**What is asked:** Show every line in the records below that contains the word "document".

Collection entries
§
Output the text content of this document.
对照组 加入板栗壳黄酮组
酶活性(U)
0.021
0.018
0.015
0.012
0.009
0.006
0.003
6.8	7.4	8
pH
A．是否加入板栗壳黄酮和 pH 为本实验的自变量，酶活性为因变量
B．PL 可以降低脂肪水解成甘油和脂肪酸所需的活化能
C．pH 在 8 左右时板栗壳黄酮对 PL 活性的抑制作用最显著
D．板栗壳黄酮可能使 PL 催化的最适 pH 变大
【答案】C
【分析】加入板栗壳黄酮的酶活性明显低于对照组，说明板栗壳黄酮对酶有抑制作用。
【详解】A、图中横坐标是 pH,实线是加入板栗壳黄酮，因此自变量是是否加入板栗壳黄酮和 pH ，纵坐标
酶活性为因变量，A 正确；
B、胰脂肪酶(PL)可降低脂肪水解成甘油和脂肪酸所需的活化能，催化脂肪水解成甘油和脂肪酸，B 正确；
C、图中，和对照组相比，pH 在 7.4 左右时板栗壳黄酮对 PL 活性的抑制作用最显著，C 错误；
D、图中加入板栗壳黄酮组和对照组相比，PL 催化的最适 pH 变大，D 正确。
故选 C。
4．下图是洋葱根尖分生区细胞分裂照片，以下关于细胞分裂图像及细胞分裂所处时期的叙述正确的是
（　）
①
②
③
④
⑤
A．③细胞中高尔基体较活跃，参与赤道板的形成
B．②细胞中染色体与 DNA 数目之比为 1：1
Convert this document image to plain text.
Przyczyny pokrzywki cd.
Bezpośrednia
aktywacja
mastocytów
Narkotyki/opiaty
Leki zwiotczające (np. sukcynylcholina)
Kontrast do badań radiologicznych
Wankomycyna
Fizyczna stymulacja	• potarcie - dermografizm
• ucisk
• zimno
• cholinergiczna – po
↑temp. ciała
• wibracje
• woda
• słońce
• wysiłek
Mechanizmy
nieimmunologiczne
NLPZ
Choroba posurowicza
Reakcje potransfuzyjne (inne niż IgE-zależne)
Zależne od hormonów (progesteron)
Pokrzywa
§
**Solution to this exercise:**
Output the text content of this document.
Convert this document image to plain text.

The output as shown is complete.